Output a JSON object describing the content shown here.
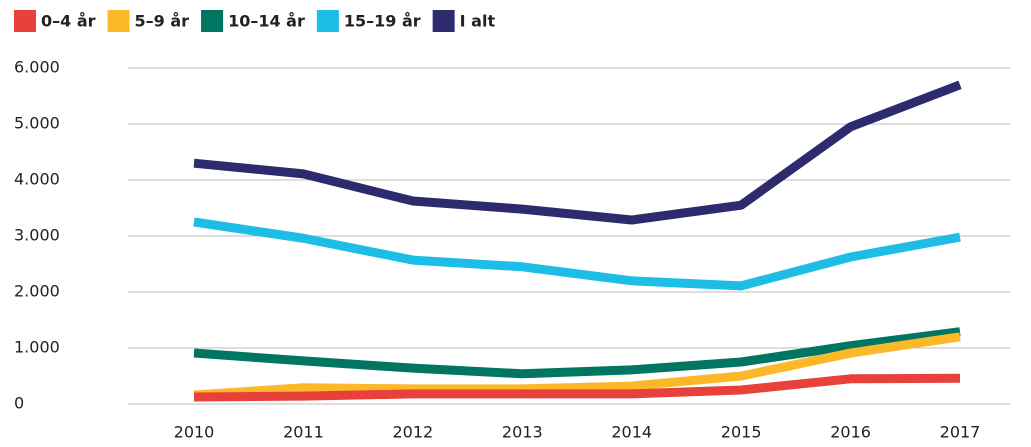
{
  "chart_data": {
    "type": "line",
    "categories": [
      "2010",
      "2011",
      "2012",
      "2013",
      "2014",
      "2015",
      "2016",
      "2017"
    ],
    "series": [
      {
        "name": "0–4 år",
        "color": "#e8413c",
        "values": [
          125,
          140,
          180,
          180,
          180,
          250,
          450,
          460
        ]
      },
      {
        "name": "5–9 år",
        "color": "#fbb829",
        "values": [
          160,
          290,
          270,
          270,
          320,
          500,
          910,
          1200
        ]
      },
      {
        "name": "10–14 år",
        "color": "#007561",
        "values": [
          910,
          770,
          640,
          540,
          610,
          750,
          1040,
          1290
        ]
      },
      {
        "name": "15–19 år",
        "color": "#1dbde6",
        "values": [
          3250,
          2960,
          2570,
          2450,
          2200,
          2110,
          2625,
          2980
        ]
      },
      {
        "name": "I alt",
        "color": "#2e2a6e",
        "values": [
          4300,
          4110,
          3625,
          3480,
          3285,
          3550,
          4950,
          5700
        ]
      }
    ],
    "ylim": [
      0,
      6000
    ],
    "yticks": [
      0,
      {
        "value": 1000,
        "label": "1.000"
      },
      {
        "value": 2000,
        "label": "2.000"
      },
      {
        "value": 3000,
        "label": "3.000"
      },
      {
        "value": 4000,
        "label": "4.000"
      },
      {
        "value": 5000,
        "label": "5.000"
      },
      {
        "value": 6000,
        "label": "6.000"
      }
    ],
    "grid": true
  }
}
* * *
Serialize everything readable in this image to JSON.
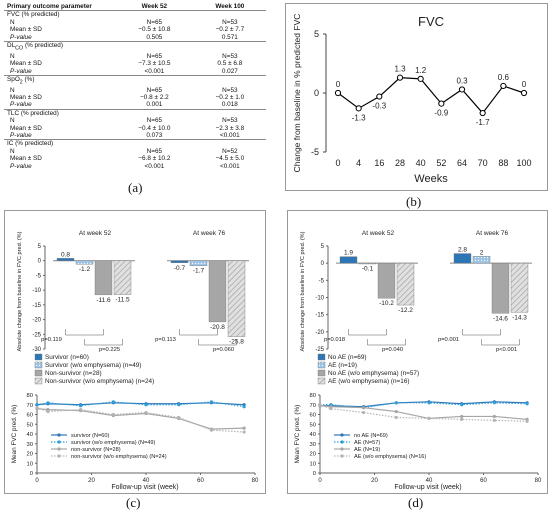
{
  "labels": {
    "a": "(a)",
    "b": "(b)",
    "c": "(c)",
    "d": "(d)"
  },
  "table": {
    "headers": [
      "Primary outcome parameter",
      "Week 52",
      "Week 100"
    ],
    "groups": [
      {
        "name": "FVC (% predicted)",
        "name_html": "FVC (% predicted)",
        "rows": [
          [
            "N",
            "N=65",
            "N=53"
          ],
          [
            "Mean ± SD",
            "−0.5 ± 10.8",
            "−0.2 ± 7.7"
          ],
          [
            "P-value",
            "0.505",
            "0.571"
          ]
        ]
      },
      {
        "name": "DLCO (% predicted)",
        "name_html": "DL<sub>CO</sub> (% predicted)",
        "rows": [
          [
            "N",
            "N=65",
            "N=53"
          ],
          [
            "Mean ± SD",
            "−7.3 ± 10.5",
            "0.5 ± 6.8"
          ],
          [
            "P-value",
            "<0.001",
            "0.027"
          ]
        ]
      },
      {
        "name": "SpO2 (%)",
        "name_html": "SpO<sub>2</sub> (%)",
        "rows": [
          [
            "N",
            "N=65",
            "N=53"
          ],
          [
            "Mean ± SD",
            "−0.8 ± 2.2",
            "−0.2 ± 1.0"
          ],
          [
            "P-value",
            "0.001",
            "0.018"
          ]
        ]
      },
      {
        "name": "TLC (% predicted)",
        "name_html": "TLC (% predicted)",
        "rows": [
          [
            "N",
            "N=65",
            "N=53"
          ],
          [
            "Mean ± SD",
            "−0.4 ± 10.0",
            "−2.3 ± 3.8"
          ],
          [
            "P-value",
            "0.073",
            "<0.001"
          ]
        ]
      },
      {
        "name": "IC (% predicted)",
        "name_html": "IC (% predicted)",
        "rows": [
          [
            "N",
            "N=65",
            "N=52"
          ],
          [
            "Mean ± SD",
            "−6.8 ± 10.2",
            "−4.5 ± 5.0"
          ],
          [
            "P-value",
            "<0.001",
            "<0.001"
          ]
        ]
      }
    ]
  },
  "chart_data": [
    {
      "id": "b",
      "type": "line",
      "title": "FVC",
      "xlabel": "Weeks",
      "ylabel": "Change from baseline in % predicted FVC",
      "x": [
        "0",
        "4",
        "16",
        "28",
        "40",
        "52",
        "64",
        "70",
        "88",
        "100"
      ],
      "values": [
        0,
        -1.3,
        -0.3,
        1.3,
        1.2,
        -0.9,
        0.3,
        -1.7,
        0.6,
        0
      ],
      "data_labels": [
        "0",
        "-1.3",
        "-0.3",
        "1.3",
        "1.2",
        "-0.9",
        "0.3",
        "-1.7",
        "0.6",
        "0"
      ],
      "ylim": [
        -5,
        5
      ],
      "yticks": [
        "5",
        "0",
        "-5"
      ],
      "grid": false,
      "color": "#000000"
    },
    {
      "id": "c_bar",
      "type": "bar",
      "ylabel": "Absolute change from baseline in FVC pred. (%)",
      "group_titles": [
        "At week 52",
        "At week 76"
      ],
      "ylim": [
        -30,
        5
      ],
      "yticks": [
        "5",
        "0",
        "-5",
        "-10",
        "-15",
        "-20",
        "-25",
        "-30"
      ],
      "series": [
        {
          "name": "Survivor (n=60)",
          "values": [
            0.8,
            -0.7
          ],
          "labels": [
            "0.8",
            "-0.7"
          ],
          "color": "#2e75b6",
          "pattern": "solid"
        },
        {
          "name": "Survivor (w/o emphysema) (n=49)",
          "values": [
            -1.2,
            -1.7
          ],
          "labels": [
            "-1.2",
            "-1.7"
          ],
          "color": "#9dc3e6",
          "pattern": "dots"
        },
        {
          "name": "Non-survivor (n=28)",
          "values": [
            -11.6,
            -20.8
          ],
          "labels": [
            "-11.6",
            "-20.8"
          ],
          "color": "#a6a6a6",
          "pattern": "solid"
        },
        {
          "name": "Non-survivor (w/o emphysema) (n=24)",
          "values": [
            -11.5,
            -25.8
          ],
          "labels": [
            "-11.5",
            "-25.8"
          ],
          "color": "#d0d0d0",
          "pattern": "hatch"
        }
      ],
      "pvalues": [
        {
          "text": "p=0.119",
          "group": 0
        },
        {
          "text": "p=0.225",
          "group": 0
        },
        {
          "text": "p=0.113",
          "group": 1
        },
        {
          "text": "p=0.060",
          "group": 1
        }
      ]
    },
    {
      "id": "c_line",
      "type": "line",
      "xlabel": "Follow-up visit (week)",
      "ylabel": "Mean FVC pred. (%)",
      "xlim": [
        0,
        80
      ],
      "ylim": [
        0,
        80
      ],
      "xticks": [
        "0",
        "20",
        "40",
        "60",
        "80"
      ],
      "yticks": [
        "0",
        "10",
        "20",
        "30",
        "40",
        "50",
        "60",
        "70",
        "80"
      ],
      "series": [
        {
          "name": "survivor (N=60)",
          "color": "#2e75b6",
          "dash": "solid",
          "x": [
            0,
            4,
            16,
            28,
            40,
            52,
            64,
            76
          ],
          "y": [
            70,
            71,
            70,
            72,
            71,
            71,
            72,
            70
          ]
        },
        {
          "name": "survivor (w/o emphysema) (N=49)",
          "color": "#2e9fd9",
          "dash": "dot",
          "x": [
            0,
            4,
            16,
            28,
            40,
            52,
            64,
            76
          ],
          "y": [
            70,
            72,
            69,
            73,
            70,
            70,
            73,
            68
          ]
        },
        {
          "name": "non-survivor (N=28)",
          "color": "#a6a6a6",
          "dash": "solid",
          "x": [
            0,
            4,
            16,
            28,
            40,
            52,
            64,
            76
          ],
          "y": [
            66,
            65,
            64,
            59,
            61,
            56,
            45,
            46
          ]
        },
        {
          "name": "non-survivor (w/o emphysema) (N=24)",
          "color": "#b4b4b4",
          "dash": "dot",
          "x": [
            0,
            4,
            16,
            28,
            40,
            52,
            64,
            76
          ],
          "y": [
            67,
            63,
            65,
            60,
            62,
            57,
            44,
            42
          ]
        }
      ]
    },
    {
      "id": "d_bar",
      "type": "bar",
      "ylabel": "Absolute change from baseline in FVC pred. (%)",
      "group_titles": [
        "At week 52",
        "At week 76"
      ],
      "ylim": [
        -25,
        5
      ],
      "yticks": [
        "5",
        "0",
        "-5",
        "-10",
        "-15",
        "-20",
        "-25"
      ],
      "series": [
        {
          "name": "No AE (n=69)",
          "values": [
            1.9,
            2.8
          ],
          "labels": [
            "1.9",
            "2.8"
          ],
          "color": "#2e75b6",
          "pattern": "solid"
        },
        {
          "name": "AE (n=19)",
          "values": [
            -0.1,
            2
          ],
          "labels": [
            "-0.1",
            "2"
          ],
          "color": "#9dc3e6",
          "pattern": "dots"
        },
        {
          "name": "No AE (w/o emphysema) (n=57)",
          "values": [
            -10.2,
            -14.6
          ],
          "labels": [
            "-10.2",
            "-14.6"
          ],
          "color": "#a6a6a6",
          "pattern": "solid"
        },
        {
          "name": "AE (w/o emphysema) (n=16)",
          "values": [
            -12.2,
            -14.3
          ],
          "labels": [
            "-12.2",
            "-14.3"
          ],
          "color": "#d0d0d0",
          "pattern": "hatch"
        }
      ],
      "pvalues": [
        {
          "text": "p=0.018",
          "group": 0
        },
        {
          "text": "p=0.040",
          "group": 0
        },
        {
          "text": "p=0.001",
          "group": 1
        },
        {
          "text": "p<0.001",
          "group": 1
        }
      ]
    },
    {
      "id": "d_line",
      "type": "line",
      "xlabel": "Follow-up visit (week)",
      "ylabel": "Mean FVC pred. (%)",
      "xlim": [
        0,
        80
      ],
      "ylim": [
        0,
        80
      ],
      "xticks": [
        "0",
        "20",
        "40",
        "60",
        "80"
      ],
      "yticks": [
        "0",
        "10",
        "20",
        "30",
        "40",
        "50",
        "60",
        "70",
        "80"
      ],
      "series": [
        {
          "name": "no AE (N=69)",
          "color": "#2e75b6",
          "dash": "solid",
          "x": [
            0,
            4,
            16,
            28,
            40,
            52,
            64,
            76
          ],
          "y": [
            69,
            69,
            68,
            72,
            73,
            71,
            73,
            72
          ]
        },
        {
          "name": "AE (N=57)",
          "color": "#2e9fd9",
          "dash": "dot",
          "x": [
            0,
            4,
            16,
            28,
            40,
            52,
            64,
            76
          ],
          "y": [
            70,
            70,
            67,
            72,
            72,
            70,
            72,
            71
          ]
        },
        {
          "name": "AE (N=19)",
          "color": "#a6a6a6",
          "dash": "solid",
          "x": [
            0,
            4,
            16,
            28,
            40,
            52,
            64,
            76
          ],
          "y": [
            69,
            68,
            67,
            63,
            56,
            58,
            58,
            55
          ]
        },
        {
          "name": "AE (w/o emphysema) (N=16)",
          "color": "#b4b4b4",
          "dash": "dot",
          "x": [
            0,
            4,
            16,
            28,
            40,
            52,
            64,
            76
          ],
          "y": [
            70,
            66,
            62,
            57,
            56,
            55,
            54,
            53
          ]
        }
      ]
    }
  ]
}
* * *
__The exercise__: From the entries above, select each line containing the string "predicted".

__Reply__:
        "name": "FVC (% predicted)",
        "name_html": "FVC (% predicted)",
        "name": "DLCO (% predicted)",
        "name_html": "DL<sub>CO</sub> (% predicted)",
        "name": "TLC (% predicted)",
        "name_html": "TLC (% predicted)",
        "name": "IC (% predicted)",
        "name_html": "IC (% predicted)",
      "ylabel": "Change from baseline in % predicted FVC",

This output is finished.